>> start Extracted data
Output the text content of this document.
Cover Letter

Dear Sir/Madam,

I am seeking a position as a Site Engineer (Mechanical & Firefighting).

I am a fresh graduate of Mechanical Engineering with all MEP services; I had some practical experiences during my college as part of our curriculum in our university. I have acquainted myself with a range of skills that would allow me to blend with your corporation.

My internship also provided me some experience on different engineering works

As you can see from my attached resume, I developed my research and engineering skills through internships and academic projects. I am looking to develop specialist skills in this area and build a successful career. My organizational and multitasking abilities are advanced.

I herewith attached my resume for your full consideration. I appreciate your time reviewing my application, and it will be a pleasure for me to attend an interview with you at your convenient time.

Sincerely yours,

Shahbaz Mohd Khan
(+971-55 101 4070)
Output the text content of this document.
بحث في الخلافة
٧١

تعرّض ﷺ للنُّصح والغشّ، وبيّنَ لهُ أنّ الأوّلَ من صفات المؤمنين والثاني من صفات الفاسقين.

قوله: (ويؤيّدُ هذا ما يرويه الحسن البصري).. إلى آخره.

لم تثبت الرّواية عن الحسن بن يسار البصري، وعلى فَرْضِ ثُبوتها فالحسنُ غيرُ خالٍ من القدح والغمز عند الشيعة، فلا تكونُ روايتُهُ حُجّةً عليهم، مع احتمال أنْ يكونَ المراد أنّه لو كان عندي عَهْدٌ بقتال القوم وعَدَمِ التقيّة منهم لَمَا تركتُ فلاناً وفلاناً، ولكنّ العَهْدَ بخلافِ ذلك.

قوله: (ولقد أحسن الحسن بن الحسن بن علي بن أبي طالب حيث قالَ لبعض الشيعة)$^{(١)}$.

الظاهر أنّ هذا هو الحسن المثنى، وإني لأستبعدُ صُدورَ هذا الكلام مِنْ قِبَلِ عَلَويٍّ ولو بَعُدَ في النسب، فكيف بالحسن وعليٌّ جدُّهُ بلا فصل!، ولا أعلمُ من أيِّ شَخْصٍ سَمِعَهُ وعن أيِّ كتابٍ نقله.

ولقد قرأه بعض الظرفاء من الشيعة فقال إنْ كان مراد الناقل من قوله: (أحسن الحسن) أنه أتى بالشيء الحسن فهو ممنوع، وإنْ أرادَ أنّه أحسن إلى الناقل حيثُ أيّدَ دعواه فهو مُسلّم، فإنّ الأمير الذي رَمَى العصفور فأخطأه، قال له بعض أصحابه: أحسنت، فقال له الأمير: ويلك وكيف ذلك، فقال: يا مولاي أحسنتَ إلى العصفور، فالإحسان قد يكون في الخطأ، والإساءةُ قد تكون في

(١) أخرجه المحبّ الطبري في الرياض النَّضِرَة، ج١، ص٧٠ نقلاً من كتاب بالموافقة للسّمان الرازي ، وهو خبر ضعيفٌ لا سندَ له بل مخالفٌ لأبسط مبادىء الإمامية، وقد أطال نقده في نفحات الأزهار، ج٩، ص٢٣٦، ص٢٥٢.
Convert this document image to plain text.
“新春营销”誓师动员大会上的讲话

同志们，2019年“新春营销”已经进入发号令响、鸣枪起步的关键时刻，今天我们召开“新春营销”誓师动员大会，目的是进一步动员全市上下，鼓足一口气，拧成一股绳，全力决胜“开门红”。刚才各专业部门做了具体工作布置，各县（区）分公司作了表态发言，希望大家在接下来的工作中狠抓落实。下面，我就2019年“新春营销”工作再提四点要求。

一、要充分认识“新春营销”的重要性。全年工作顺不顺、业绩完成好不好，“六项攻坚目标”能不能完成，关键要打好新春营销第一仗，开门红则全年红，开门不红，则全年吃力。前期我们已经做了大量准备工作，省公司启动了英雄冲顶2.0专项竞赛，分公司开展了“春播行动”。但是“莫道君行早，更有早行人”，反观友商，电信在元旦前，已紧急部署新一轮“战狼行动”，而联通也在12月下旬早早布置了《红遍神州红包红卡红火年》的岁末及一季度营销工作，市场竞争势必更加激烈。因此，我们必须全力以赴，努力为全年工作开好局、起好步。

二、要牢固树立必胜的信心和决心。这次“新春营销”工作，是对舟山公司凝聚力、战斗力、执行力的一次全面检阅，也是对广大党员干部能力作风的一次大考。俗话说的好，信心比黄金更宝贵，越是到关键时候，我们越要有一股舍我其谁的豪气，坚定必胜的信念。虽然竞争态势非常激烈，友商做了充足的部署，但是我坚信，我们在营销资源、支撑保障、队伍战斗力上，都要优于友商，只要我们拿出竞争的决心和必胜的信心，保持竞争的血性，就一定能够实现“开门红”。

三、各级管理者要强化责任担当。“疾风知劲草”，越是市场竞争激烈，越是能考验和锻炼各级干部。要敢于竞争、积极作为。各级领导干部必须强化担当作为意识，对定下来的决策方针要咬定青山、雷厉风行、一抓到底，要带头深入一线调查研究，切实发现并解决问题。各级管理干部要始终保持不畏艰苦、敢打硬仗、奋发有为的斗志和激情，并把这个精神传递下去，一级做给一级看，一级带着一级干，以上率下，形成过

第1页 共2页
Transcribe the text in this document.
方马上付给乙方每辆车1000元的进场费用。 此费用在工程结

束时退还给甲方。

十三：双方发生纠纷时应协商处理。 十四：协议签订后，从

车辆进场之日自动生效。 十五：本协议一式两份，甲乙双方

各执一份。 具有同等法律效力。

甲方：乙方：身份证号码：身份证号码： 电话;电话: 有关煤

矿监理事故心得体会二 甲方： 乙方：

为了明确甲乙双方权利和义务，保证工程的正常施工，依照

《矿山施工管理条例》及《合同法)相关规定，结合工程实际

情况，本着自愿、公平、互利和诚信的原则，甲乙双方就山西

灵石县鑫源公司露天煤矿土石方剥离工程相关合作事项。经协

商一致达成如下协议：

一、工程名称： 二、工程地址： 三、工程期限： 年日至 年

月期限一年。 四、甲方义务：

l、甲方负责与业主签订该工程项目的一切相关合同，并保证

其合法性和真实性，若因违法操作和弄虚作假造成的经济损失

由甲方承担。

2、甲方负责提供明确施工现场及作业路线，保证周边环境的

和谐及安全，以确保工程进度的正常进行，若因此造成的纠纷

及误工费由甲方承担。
>> end Extracted data
*The request*
Copy only this span: the line that contains "Transcribe the text in this document.", the last line, and every line between them.

*Task response*
Transcribe the text in this document.
方马上付给乙方每辆车1000元的进场费用。 此费用在工程结

束时退还给甲方。

十三：双方发生纠纷时应协商处理。 十四：协议签订后，从

车辆进场之日自动生效。 十五：本协议一式两份，甲乙双方

各执一份。 具有同等法律效力。

甲方：乙方：身份证号码：身份证号码： 电话;电话: 有关煤

矿监理事故心得体会二 甲方： 乙方：

为了明确甲乙双方权利和义务，保证工程的正常施工，依照

《矿山施工管理条例》及《合同法)相关规定，结合工程实际

情况，本着自愿、公平、互利和诚信的原则，甲乙双方就山西

灵石县鑫源公司露天煤矿土石方剥离工程相关合作事项。经协

商一致达成如下协议：

一、工程名称： 二、工程地址： 三、工程期限： 年日至 年

月期限一年。 四、甲方义务：

l、甲方负责与业主签订该工程项目的一切相关合同，并保证

其合法性和真实性，若因违法操作和弄虚作假造成的经济损失

由甲方承担。

2、甲方负责提供明确施工现场及作业路线，保证周边环境的

和谐及安全，以确保工程进度的正常进行，若因此造成的纠纷

及误工费由甲方承担。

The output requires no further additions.